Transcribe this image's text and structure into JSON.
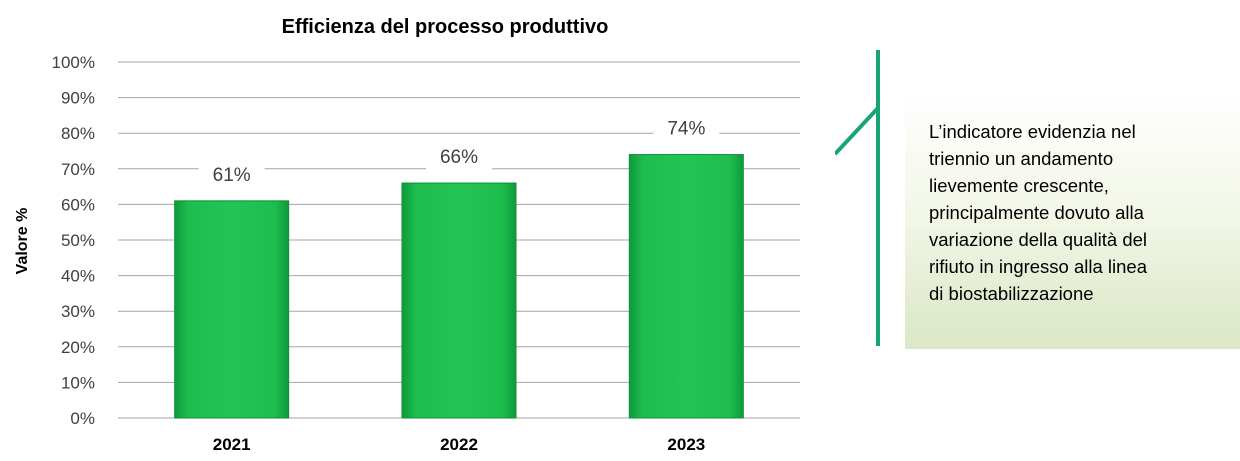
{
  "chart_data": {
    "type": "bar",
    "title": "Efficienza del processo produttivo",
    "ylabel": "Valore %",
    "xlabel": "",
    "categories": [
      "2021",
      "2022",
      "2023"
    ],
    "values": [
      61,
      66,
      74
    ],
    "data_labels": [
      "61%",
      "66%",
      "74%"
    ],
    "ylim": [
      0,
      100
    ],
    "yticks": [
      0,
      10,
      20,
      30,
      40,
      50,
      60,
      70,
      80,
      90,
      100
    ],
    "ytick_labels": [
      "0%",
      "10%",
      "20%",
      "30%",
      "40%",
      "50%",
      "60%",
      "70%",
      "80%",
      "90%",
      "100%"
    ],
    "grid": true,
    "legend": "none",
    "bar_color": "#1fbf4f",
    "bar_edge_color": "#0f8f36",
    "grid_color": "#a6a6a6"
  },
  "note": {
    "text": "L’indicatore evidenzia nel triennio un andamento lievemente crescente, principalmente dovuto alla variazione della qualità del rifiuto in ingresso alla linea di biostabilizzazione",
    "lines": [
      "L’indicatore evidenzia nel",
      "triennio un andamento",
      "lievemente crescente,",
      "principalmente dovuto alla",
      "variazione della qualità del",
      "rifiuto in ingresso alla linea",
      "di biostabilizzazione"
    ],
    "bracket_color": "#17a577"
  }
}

____

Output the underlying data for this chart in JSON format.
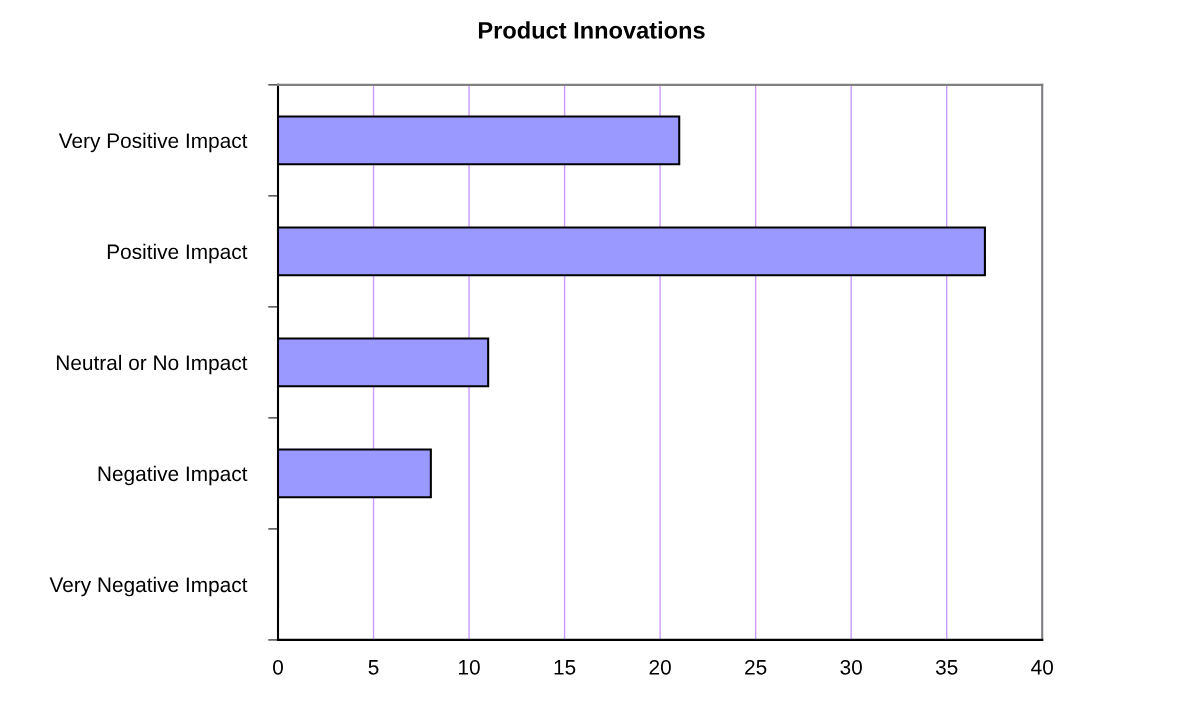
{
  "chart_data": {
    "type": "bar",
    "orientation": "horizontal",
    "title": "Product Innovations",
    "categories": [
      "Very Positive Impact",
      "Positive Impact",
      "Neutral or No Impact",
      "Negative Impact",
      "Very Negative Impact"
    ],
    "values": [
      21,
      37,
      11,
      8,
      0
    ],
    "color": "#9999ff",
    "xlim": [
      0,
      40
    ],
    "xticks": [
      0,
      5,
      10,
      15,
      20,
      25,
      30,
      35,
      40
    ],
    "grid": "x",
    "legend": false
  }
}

____

:: Exercise prompt ::
Show each line in the entries that holds the string "andamento".

:: The completed task ::
    "text": "L’indicatore evidenzia nel triennio un andamento lievemente crescente, principalmente dovuto alla variazione della qualità del rifiuto in ingresso alla linea di biostabilizzazione",
      "triennio un andamento",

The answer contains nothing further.